OBJECTIVE → Copy each line exactly. Leave nothing out.

DATA EXCERPTS →
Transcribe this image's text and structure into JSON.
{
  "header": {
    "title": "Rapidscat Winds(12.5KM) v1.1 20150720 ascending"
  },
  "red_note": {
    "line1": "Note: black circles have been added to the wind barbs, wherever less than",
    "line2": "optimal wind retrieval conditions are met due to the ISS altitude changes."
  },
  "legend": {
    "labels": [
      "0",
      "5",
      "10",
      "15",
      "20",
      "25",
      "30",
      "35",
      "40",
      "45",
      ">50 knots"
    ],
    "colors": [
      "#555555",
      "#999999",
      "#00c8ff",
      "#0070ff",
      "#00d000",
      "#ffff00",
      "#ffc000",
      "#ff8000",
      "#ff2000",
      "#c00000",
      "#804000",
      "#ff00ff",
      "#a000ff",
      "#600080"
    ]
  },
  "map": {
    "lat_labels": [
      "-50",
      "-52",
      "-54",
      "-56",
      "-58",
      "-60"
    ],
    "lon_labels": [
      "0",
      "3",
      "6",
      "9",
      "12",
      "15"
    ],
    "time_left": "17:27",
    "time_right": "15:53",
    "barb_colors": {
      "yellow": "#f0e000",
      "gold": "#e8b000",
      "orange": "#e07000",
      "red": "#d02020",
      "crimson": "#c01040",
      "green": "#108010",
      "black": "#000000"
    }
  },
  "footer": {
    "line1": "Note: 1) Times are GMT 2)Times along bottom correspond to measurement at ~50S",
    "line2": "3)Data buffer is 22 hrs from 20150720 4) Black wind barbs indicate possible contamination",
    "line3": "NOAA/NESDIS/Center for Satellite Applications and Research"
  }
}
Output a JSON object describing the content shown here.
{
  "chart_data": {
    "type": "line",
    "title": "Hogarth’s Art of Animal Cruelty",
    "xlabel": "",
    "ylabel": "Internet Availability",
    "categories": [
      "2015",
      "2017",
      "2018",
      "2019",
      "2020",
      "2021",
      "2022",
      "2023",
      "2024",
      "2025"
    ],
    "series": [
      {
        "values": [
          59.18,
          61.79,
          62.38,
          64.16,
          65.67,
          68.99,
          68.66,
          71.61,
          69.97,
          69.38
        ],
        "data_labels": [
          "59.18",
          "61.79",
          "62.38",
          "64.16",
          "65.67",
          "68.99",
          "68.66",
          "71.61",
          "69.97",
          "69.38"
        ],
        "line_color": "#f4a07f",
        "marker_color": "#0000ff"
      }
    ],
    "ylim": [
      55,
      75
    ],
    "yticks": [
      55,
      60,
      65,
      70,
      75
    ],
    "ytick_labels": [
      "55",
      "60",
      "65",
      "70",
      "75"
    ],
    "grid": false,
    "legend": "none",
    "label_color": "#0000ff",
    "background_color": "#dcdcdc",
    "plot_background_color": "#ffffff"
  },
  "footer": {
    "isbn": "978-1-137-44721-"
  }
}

OUTPUT BELOW →
Transcribe this image's text and structure into JSON.
{
  "header": {
    "title": "Rapidscat Winds(12.5KM) v1.1 20150720 ascending"
  },
  "red_note": {
    "line1": "Note: black circles have been added to the wind barbs, wherever less than",
    "line2": "optimal wind retrieval conditions are met due to the ISS altitude changes."
  },
  "legend": {
    "labels": [
      "0",
      "5",
      "10",
      "15",
      "20",
      "25",
      "30",
      "35",
      "40",
      "45",
      ">50 knots"
    ],
    "colors": [
      "#555555",
      "#999999",
      "#00c8ff",
      "#0070ff",
      "#00d000",
      "#ffff00",
      "#ffc000",
      "#ff8000",
      "#ff2000",
      "#c00000",
      "#804000",
      "#ff00ff",
      "#a000ff",
      "#600080"
    ]
  },
  "map": {
    "lat_labels": [
      "-50",
      "-52",
      "-54",
      "-56",
      "-58",
      "-60"
    ],
    "lon_labels": [
      "0",
      "3",
      "6",
      "9",
      "12",
      "15"
    ],
    "time_left": "17:27",
    "time_right": "15:53",
    "barb_colors": {
      "yellow": "#f0e000",
      "gold": "#e8b000",
      "orange": "#e07000",
      "red": "#d02020",
      "crimson": "#c01040",
      "green": "#108010",
      "black": "#000000"
    }
  },
  "footer": {
    "line1": "Note: 1) Times are GMT 2)Times along bottom correspond to measurement at ~50S",
    "line2": "3)Data buffer is 22 hrs from 20150720 4) Black wind barbs indicate possible contamination",
    "line3": "NOAA/NESDIS/Center for Satellite Applications and Research"
  }
}
Output a JSON object describing the content shown here.
{
  "chart_data": {
    "type": "line",
    "title": "Hogarth’s Art of Animal Cruelty",
    "xlabel": "",
    "ylabel": "Internet Availability",
    "categories": [
      "2015",
      "2017",
      "2018",
      "2019",
      "2020",
      "2021",
      "2022",
      "2023",
      "2024",
      "2025"
    ],
    "series": [
      {
        "values": [
          59.18,
          61.79,
          62.38,
          64.16,
          65.67,
          68.99,
          68.66,
          71.61,
          69.97,
          69.38
        ],
        "data_labels": [
          "59.18",
          "61.79",
          "62.38",
          "64.16",
          "65.67",
          "68.99",
          "68.66",
          "71.61",
          "69.97",
          "69.38"
        ],
        "line_color": "#f4a07f",
        "marker_color": "#0000ff"
      }
    ],
    "ylim": [
      55,
      75
    ],
    "yticks": [
      55,
      60,
      65,
      70,
      75
    ],
    "ytick_labels": [
      "55",
      "60",
      "65",
      "70",
      "75"
    ],
    "grid": false,
    "legend": "none",
    "label_color": "#0000ff",
    "background_color": "#dcdcdc",
    "plot_background_color": "#ffffff"
  },
  "footer": {
    "isbn": "978-1-137-44721-"
  }
}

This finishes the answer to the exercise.